#### Task objective
Gather from the material every line that contains the string "caption".

Items from a dataset

# # # # #

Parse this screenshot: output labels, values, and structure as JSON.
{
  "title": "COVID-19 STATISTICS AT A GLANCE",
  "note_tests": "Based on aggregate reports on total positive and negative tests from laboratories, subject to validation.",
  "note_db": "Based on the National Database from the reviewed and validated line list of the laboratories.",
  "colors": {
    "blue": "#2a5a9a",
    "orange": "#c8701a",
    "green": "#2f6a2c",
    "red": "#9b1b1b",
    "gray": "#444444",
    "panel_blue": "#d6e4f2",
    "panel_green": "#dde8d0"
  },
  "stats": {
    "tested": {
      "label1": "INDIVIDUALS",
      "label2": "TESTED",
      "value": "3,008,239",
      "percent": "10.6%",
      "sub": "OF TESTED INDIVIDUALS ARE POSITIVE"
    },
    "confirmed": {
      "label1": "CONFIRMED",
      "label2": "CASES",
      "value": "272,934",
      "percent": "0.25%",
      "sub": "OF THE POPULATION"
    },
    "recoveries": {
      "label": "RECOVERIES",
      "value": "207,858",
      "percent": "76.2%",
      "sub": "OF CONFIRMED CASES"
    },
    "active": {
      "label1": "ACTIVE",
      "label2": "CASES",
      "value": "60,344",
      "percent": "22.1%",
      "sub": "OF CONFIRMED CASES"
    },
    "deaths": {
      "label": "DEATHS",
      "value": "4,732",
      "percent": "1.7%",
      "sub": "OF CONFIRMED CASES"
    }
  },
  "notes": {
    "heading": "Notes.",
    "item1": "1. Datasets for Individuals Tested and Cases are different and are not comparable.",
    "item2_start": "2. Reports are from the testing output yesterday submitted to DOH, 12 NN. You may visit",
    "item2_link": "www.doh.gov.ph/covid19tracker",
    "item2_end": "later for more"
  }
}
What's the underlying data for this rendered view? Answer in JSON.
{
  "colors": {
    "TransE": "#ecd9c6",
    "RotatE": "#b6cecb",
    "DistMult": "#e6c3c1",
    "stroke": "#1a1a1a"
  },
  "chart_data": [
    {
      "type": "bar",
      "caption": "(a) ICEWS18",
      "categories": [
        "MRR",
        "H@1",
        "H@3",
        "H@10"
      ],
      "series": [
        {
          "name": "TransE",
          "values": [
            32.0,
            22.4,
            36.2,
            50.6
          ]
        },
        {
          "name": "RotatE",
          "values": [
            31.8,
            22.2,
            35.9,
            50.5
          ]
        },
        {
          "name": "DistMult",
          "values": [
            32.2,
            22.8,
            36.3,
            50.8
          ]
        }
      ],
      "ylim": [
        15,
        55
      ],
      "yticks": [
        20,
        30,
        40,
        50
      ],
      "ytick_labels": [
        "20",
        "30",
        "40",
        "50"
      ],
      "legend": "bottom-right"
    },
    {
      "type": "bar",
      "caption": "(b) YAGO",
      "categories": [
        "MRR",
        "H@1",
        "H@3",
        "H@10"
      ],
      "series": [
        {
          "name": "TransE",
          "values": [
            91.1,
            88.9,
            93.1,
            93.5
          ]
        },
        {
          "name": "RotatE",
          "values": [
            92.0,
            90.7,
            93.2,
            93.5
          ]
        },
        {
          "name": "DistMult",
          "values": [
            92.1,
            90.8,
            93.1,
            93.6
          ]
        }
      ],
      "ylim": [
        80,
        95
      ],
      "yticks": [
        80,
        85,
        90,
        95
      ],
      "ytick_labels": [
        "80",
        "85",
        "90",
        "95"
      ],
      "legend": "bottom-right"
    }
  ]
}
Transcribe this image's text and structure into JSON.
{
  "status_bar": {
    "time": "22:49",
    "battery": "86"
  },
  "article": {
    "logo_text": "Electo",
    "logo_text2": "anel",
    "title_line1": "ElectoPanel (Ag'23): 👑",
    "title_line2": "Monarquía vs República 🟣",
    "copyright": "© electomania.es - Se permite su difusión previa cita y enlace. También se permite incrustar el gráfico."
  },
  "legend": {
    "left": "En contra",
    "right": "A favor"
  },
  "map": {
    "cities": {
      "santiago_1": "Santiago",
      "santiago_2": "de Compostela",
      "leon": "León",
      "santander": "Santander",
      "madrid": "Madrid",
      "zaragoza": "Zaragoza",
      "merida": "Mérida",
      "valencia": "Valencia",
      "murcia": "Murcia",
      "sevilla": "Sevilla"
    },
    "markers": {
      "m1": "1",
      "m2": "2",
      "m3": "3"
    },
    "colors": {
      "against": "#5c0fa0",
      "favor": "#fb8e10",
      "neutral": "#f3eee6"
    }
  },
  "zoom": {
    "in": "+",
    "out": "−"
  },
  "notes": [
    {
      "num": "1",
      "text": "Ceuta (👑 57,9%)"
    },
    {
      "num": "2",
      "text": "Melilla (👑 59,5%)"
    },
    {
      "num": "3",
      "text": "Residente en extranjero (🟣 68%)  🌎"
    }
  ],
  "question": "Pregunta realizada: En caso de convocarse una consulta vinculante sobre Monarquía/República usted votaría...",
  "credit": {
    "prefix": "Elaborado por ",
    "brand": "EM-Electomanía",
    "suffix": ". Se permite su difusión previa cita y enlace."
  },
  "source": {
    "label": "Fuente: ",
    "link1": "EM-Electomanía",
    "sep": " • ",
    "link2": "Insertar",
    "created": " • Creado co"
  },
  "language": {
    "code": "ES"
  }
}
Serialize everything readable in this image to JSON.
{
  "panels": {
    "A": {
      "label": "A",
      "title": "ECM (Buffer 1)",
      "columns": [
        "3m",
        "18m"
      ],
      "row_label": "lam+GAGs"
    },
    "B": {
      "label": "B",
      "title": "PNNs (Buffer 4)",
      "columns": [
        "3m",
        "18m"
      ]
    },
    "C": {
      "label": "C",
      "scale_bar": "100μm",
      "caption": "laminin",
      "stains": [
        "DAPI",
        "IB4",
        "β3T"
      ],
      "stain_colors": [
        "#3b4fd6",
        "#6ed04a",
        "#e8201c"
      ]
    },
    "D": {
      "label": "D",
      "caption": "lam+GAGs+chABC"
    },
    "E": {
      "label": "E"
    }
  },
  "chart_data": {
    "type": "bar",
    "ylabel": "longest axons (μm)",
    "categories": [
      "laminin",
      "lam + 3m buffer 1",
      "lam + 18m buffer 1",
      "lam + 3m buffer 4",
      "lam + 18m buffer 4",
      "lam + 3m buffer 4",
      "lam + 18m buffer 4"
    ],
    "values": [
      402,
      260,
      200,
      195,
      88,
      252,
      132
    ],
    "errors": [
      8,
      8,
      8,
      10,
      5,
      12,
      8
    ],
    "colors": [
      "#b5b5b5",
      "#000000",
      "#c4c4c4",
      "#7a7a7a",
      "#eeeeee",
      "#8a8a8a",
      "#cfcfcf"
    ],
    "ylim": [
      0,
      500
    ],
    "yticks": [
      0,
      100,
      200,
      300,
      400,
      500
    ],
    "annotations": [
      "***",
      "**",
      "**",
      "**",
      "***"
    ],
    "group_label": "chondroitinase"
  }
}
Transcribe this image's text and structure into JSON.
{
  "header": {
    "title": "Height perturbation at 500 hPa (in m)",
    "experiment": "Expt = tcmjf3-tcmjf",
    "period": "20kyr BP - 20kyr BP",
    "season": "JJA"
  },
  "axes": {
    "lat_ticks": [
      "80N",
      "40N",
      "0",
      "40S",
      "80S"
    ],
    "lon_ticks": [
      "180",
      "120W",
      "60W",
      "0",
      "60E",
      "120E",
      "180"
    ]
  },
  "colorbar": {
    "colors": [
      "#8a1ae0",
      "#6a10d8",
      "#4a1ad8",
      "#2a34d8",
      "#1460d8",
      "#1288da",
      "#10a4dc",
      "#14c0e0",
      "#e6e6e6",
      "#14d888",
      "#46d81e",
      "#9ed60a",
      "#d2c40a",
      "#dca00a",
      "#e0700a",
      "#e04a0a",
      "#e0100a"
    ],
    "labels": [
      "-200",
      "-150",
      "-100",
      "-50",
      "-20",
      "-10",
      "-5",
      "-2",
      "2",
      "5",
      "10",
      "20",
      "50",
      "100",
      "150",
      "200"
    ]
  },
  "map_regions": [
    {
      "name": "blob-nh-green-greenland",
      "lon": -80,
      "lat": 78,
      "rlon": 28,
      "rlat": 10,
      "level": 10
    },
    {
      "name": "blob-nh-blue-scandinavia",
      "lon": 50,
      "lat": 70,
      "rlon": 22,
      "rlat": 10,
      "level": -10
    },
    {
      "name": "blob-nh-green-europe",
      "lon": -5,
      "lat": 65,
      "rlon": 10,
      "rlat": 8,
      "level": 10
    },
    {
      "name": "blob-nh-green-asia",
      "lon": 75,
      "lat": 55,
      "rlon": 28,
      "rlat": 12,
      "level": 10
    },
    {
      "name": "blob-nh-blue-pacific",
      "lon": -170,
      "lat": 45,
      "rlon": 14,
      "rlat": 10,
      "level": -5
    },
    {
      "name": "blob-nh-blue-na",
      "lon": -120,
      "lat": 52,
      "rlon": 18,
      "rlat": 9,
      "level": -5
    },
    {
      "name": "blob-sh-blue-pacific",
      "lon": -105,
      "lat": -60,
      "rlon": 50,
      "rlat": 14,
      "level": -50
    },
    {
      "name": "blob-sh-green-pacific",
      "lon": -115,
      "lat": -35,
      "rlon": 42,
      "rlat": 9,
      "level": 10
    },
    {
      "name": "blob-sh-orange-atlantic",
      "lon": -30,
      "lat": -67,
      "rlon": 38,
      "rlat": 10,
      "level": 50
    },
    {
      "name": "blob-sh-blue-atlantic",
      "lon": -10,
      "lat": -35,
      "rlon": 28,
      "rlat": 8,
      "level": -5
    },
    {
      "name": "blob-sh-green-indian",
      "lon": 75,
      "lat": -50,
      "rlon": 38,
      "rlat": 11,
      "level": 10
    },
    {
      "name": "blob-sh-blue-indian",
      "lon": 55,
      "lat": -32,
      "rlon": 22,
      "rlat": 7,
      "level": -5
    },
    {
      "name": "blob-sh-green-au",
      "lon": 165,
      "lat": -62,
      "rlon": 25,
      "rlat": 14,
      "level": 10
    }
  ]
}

# # # # #

#### Exercise response
      "caption": "(a) ICEWS18",
      "caption": "(b) YAGO",
      "caption": "laminin",
      "caption": "lam+GAGs+chABC"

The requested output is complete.